• Testo fornito:
# # #

E' necessario assicurarsi che il gruppo sia posizionato correttamente, tendenzialmente in avanti e, che il peso del gruppo possa essere distribuito su tutti i quarti per avere una mungitura uniforme.

Se non si posiziona correttamente il gruppo, può cadere o permettere ingressi di aria indesiderati dalle guaine.
Durante la mungitura e in particolare verso la fine, quando cambia forma la mammella o che la vacca si muove è corretto intervenire per correggere la posizione del gruppo. Il momento più delicato è quello dello stacco del gruppo di mungitura. Non va bene troppo presto in quanto rimane latte, di conseguenza profitto, in mammella. Se rimane troppo a lungo (sovramungitura) danneggia i capezzoli e crea edemi con conseguenze gravi. Nella fase finale di mungitura, per effettuare la sgocciolatura, un grosso rischio, e quello di far entrare aria dalle guaine di conseguenza si facilitano nuove infezioni di mastite. Le vacche si abituano alla sgocciolatura di conseguenza l'aspettano per dare tutto il latte. Le primipare è meglio non abituarle perché è dannoso e fa perdere tempo.

# # #

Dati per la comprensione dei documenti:

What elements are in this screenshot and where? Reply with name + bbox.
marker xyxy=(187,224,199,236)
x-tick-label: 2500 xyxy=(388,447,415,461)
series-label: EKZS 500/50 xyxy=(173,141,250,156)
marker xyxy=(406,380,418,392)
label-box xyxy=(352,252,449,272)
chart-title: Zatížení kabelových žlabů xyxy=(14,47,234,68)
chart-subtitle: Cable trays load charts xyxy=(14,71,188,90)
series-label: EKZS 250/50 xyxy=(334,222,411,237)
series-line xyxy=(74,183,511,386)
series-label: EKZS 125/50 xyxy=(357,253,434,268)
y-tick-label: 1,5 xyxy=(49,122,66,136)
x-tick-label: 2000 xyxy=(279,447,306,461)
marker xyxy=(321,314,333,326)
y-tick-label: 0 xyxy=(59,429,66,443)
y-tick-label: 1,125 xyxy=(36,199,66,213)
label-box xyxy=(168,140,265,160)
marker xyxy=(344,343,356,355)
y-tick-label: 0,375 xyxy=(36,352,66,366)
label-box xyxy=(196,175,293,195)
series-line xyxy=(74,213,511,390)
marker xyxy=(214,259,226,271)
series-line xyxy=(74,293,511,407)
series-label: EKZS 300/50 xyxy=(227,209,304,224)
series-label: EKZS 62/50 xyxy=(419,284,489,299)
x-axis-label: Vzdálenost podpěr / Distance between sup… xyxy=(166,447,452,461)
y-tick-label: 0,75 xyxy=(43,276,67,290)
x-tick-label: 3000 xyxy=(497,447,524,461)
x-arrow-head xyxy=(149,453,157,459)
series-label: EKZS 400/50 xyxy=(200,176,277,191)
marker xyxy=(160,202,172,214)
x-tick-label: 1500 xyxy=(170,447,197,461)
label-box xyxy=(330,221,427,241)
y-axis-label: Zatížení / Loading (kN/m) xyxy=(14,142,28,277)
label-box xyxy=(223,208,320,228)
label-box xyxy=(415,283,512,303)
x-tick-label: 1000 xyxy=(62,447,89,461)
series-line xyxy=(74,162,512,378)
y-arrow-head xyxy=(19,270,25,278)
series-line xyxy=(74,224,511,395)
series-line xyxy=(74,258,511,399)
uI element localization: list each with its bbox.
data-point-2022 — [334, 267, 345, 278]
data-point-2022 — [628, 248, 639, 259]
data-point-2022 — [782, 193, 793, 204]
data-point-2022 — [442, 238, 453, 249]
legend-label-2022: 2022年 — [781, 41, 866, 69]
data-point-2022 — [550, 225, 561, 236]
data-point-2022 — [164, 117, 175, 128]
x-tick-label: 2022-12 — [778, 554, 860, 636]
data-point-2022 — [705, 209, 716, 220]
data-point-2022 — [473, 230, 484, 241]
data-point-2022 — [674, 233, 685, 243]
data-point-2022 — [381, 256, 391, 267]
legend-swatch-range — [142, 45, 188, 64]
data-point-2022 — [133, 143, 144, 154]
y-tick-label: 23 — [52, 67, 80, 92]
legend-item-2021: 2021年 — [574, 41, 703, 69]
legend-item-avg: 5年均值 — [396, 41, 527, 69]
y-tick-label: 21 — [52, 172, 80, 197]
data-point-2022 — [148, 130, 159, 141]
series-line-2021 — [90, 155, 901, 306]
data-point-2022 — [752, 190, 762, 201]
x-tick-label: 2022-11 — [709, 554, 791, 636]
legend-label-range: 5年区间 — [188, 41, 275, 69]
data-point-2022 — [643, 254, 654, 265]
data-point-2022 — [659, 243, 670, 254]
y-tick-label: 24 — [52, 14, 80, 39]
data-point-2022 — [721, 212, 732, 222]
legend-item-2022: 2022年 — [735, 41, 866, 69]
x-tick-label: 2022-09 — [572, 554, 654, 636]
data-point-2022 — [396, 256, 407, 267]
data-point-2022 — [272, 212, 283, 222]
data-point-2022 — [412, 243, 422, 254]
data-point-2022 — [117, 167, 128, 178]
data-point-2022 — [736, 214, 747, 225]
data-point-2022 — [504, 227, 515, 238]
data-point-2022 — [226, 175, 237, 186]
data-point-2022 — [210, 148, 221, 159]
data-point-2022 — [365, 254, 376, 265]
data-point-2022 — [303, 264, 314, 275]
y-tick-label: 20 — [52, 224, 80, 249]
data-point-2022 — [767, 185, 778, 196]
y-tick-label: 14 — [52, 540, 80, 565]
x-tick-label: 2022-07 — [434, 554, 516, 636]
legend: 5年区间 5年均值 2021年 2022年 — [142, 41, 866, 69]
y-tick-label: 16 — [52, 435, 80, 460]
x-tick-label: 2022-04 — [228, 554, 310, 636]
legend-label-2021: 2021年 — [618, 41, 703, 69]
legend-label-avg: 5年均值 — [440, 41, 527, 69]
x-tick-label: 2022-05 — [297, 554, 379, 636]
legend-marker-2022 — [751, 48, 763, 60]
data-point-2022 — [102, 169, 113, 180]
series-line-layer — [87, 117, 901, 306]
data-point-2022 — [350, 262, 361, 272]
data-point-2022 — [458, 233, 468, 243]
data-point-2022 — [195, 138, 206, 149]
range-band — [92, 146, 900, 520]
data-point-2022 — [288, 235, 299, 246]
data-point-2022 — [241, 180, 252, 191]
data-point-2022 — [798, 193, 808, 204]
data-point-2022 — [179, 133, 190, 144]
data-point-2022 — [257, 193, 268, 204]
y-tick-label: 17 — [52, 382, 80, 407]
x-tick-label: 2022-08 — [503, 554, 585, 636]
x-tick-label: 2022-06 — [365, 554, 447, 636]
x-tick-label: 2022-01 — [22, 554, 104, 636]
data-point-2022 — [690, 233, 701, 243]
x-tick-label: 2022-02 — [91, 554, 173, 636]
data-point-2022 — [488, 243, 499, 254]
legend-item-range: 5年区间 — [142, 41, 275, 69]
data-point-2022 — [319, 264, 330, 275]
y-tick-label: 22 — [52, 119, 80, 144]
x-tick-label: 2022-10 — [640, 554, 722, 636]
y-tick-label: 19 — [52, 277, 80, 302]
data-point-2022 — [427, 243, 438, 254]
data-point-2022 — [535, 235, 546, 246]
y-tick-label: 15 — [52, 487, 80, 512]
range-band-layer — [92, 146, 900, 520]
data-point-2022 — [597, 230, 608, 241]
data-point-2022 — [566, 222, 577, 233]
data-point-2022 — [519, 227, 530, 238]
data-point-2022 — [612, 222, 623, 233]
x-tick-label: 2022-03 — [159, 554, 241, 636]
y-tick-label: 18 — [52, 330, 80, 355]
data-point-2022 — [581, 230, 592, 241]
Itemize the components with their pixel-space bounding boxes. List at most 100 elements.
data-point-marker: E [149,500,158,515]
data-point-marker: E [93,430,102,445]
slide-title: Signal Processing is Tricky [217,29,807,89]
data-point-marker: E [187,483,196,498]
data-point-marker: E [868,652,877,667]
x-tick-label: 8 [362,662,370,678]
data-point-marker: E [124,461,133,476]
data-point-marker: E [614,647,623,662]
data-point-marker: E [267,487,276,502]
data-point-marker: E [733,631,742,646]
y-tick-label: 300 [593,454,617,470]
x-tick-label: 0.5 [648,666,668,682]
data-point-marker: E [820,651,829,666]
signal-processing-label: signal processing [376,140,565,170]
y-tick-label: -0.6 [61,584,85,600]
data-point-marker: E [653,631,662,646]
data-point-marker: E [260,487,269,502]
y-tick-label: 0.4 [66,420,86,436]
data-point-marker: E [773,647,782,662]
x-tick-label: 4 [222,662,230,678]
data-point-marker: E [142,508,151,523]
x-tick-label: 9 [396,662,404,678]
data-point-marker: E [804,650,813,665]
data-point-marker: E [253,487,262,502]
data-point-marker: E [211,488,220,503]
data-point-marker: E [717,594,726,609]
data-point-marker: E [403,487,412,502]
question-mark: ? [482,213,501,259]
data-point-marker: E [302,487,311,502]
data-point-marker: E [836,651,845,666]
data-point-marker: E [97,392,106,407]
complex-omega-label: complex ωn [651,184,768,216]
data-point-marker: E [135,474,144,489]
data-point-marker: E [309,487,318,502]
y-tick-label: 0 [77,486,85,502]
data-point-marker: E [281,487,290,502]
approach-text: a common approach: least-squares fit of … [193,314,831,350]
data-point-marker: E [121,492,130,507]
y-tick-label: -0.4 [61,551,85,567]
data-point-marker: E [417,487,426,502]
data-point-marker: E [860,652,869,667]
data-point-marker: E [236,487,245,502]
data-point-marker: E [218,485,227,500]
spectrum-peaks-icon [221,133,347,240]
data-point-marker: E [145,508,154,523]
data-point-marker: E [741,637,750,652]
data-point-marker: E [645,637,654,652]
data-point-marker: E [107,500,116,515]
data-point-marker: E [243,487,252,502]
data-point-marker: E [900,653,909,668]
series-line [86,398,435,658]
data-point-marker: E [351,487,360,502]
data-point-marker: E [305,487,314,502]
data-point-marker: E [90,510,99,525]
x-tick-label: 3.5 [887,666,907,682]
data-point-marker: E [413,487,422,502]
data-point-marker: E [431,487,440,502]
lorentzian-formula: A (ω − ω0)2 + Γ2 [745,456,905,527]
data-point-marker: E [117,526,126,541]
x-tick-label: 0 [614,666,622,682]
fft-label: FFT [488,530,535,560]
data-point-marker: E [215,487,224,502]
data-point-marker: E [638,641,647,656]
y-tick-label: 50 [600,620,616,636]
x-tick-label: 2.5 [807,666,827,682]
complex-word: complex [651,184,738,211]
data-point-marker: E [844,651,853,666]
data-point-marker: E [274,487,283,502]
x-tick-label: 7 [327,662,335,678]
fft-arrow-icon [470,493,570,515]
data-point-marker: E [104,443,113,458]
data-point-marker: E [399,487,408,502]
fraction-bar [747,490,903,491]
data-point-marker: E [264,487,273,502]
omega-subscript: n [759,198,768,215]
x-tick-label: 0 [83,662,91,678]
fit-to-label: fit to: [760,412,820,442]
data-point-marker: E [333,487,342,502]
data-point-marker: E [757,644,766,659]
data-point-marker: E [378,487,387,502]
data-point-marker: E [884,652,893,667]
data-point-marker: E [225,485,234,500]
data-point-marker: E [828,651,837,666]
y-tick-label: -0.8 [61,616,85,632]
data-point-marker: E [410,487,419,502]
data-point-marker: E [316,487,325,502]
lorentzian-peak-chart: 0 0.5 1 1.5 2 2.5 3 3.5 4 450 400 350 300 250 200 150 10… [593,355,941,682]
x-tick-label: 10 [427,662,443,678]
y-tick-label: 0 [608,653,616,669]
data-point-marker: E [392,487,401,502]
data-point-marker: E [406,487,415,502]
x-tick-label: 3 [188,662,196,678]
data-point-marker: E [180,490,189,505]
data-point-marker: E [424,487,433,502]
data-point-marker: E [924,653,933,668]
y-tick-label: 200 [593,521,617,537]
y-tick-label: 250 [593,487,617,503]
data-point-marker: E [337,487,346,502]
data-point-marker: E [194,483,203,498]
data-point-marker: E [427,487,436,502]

# # #

• Compiti ed esercizi:
• A. Riscrivi sotto forma di elenco puntato il paragrafo del testo sulla mungitura che comincia con "Durante la mungitura e in particolare verso la fine", mantenendone le informazioni principali.
• B. Ripeti il passo del testo sulla mungitura che inizia con "Se non si posiziona" e termina con "fa perdere tempo.".

• Soluzioni:
• A.
- Durante la mungitura, soprattutto verso la fine, quando la mammella cambia forma o la vacca si muove, bisogna correggere la posizione del gruppo.
- Lo stacco del gruppo di mungitura è il momento più delicato.
- Se il gruppo si stacca troppo presto, nella mammella rimane latte e quindi profitto.
- Se il gruppo resta attaccato troppo a lungo (sovramungitura), danneggia i capezzoli e crea edemi con conseguenze gravi.
- Nella sgocciolatura finale c'è il grosso rischio che entri aria dalle guaine, e questo facilita nuove infezioni di mastite.
- Le vacche abituate alla sgocciolatura la aspettano per dare tutto il latte.
- È meglio non abituare le primipare alla sgocciolatura, perché è dannoso e fa perdere tempo.

• B.
Se non si posiziona correttamente il gruppo, può cadere o permettere ingressi di aria indesiderati dalle guaine.
Durante la mungitura e in particolare verso la fine, quando cambia forma la mammella o che la vacca si muove è corretto intervenire per correggere la posizione del gruppo. Il momento più delicato è quello dello stacco del gruppo di mungitura. Non va bene troppo presto in quanto rimane latte, di conseguenza profitto, in mammella. Se rimane troppo a lungo (sovramungitura) danneggia i capezzoli e crea edemi con conseguenze gravi. Nella fase finale di mungitura, per effettuare la sgocciolatura, un grosso rischio, e quello di far entrare aria dalle guaine di conseguenza si facilitano nuove infezioni di mastite. Le vacche si abituano alla sgocciolatura di conseguenza l'aspettano per dare tutto il latte. Le primipare è meglio non abituarle perché è dannoso e fa perdere tempo.